(STORED DATA):
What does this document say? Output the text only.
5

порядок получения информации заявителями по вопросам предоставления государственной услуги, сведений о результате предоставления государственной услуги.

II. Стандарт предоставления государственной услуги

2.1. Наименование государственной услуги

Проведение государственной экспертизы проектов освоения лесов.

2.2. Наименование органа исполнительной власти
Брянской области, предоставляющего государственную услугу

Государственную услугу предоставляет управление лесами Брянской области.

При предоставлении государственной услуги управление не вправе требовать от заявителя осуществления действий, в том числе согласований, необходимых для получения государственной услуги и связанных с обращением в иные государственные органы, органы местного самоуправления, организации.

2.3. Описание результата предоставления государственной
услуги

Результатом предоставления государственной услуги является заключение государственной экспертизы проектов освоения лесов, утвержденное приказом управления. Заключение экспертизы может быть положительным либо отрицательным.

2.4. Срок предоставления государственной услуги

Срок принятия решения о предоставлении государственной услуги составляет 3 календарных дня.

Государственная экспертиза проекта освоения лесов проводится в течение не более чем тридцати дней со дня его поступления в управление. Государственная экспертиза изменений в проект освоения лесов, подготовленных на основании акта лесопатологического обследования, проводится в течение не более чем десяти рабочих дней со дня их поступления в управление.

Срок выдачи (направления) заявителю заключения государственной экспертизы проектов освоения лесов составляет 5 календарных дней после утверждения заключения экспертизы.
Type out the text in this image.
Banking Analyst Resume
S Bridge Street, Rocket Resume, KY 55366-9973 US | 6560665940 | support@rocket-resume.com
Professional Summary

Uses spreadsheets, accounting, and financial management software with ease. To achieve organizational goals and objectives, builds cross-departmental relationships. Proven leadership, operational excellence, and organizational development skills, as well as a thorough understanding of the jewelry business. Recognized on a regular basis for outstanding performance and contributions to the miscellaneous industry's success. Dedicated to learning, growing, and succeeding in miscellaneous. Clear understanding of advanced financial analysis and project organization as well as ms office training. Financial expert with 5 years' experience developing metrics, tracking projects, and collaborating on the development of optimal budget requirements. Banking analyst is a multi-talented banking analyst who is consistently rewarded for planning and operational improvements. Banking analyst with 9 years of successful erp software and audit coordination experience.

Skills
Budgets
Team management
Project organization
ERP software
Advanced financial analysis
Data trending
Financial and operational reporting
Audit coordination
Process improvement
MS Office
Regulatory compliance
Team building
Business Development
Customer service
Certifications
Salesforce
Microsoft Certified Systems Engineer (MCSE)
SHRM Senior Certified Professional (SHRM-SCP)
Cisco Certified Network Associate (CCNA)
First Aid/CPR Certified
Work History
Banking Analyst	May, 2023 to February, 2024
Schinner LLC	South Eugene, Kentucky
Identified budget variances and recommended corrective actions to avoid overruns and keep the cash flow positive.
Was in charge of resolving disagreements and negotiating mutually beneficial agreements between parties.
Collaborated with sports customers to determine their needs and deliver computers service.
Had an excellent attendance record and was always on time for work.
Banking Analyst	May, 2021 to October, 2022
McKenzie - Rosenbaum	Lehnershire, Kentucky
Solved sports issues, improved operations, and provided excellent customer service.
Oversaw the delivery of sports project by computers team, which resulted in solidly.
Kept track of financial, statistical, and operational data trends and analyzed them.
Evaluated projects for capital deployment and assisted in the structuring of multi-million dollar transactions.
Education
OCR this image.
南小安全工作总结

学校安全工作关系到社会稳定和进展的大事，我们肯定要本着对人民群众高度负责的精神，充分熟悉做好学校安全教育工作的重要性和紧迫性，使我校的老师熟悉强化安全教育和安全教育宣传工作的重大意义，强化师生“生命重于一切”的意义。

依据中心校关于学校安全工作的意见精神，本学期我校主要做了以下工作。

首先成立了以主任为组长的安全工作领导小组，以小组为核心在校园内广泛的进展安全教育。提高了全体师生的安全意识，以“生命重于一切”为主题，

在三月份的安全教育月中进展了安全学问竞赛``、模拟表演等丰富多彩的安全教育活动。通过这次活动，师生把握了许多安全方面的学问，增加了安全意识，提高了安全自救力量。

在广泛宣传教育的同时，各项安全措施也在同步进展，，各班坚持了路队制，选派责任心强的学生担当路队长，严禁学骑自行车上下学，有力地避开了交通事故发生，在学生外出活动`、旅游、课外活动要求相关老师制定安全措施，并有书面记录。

(WHAT TO PRODUCE):
Retype the records in full. Keep every line identical to the original.

(RESPONSE TO THIS EXERCISE):
What does this document say? Output the text only.
5

порядок получения информации заявителями по вопросам предоставления государственной услуги, сведений о результате предоставления государственной услуги.

II. Стандарт предоставления государственной услуги

2.1. Наименование государственной услуги

Проведение государственной экспертизы проектов освоения лесов.

2.2. Наименование органа исполнительной власти
Брянской области, предоставляющего государственную услугу

Государственную услугу предоставляет управление лесами Брянской области.

При предоставлении государственной услуги управление не вправе требовать от заявителя осуществления действий, в том числе согласований, необходимых для получения государственной услуги и связанных с обращением в иные государственные органы, органы местного самоуправления, организации.

2.3. Описание результата предоставления государственной
услуги

Результатом предоставления государственной услуги является заключение государственной экспертизы проектов освоения лесов, утвержденное приказом управления. Заключение экспертизы может быть положительным либо отрицательным.

2.4. Срок предоставления государственной услуги

Срок принятия решения о предоставлении государственной услуги составляет 3 календарных дня.

Государственная экспертиза проекта освоения лесов проводится в течение не более чем тридцати дней со дня его поступления в управление. Государственная экспертиза изменений в проект освоения лесов, подготовленных на основании акта лесопатологического обследования, проводится в течение не более чем десяти рабочих дней со дня их поступления в управление.

Срок выдачи (направления) заявителю заключения государственной экспертизы проектов освоения лесов составляет 5 календарных дней после утверждения заключения экспертизы.
Type out the text in this image.
Banking Analyst Resume
S Bridge Street, Rocket Resume, KY 55366-9973 US | 6560665940 | support@rocket-resume.com
Professional Summary

Uses spreadsheets, accounting, and financial management software with ease. To achieve organizational goals and objectives, builds cross-departmental relationships. Proven leadership, operational excellence, and organizational development skills, as well as a thorough understanding of the jewelry business. Recognized on a regular basis for outstanding performance and contributions to the miscellaneous industry's success. Dedicated to learning, growing, and succeeding in miscellaneous. Clear understanding of advanced financial analysis and project organization as well as ms office training. Financial expert with 5 years' experience developing metrics, tracking projects, and collaborating on the development of optimal budget requirements. Banking analyst is a multi-talented banking analyst who is consistently rewarded for planning and operational improvements. Banking analyst with 9 years of successful erp software and audit coordination experience.

Skills
Budgets
Team management
Project organization
ERP software
Advanced financial analysis
Data trending
Financial and operational reporting
Audit coordination
Process improvement
MS Office
Regulatory compliance
Team building
Business Development
Customer service
Certifications
Salesforce
Microsoft Certified Systems Engineer (MCSE)
SHRM Senior Certified Professional (SHRM-SCP)
Cisco Certified Network Associate (CCNA)
First Aid/CPR Certified
Work History
Banking Analyst	May, 2023 to February, 2024
Schinner LLC	South Eugene, Kentucky
Identified budget variances and recommended corrective actions to avoid overruns and keep the cash flow positive.
Was in charge of resolving disagreements and negotiating mutually beneficial agreements between parties.
Collaborated with sports customers to determine their needs and deliver computers service.
Had an excellent attendance record and was always on time for work.
Banking Analyst	May, 2021 to October, 2022
McKenzie - Rosenbaum	Lehnershire, Kentucky
Solved sports issues, improved operations, and provided excellent customer service.
Oversaw the delivery of sports project by computers team, which resulted in solidly.
Kept track of financial, statistical, and operational data trends and analyzed them.
Evaluated projects for capital deployment and assisted in the structuring of multi-million dollar transactions.
Education
OCR this image.
南小安全工作总结

学校安全工作关系到社会稳定和进展的大事，我们肯定要本着对人民群众高度负责的精神，充分熟悉做好学校安全教育工作的重要性和紧迫性，使我校的老师熟悉强化安全教育和安全教育宣传工作的重大意义，强化师生“生命重于一切”的意义。

依据中心校关于学校安全工作的意见精神，本学期我校主要做了以下工作。

首先成立了以主任为组长的安全工作领导小组，以小组为核心在校园内广泛的进展安全教育。提高了全体师生的安全意识，以“生命重于一切”为主题，

在三月份的安全教育月中进展了安全学问竞赛``、模拟表演等丰富多彩的安全教育活动。通过这次活动，师生把握了许多安全方面的学问，增加了安全意识，提高了安全自救力量。

在广泛宣传教育的同时，各项安全措施也在同步进展，，各班坚持了路队制，选派责任心强的学生担当路队长，严禁学骑自行车上下学，有力地避开了交通事故发生，在学生外出活动`、旅游、课外活动要求相关老师制定安全措施，并有书面记录。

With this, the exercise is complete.